DATA PROVIDED:
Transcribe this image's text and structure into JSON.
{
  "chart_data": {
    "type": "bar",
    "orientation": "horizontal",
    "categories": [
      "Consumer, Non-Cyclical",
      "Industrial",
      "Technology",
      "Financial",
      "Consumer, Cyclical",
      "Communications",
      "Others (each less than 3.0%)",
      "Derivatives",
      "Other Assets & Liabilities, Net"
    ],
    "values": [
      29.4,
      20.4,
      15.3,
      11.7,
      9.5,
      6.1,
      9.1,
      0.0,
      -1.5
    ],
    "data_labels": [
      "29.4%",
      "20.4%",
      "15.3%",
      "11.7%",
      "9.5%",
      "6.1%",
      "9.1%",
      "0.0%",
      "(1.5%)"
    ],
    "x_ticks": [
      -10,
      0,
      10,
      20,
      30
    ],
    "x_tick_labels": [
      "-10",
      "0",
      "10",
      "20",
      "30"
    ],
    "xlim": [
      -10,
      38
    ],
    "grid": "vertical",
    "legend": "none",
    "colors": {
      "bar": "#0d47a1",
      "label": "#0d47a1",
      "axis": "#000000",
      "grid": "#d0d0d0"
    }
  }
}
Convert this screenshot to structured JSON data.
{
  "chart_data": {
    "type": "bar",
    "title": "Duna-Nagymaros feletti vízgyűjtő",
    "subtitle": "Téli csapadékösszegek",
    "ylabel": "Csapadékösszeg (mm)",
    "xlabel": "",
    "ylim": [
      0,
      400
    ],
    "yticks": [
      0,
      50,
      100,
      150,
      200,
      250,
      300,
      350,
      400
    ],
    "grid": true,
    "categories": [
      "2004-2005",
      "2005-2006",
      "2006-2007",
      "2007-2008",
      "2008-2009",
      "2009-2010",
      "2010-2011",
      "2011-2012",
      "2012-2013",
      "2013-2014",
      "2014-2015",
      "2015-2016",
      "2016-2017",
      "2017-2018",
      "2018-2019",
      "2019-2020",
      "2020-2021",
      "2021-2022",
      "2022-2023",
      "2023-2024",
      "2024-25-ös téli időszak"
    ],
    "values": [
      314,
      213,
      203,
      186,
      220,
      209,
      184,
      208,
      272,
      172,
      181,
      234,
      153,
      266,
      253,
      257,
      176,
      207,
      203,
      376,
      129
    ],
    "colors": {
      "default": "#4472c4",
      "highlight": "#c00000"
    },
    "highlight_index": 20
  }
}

STATED TASK: Transcribe every record above exactly as it appears.

ANSWER TO THIS PROBLEM:
Transcribe this image's text and structure into JSON.
{
  "chart_data": {
    "type": "bar",
    "orientation": "horizontal",
    "categories": [
      "Consumer, Non-Cyclical",
      "Industrial",
      "Technology",
      "Financial",
      "Consumer, Cyclical",
      "Communications",
      "Others (each less than 3.0%)",
      "Derivatives",
      "Other Assets & Liabilities, Net"
    ],
    "values": [
      29.4,
      20.4,
      15.3,
      11.7,
      9.5,
      6.1,
      9.1,
      0.0,
      -1.5
    ],
    "data_labels": [
      "29.4%",
      "20.4%",
      "15.3%",
      "11.7%",
      "9.5%",
      "6.1%",
      "9.1%",
      "0.0%",
      "(1.5%)"
    ],
    "x_ticks": [
      -10,
      0,
      10,
      20,
      30
    ],
    "x_tick_labels": [
      "-10",
      "0",
      "10",
      "20",
      "30"
    ],
    "xlim": [
      -10,
      38
    ],
    "grid": "vertical",
    "legend": "none",
    "colors": {
      "bar": "#0d47a1",
      "label": "#0d47a1",
      "axis": "#000000",
      "grid": "#d0d0d0"
    }
  }
}
Convert this screenshot to structured JSON data.
{
  "chart_data": {
    "type": "bar",
    "title": "Duna-Nagymaros feletti vízgyűjtő",
    "subtitle": "Téli csapadékösszegek",
    "ylabel": "Csapadékösszeg (mm)",
    "xlabel": "",
    "ylim": [
      0,
      400
    ],
    "yticks": [
      0,
      50,
      100,
      150,
      200,
      250,
      300,
      350,
      400
    ],
    "grid": true,
    "categories": [
      "2004-2005",
      "2005-2006",
      "2006-2007",
      "2007-2008",
      "2008-2009",
      "2009-2010",
      "2010-2011",
      "2011-2012",
      "2012-2013",
      "2013-2014",
      "2014-2015",
      "2015-2016",
      "2016-2017",
      "2017-2018",
      "2018-2019",
      "2019-2020",
      "2020-2021",
      "2021-2022",
      "2022-2023",
      "2023-2024",
      "2024-25-ös téli időszak"
    ],
    "values": [
      314,
      213,
      203,
      186,
      220,
      209,
      184,
      208,
      272,
      172,
      181,
      234,
      153,
      266,
      253,
      257,
      176,
      207,
      203,
      376,
      129
    ],
    "colors": {
      "default": "#4472c4",
      "highlight": "#c00000"
    },
    "highlight_index": 20
  }
}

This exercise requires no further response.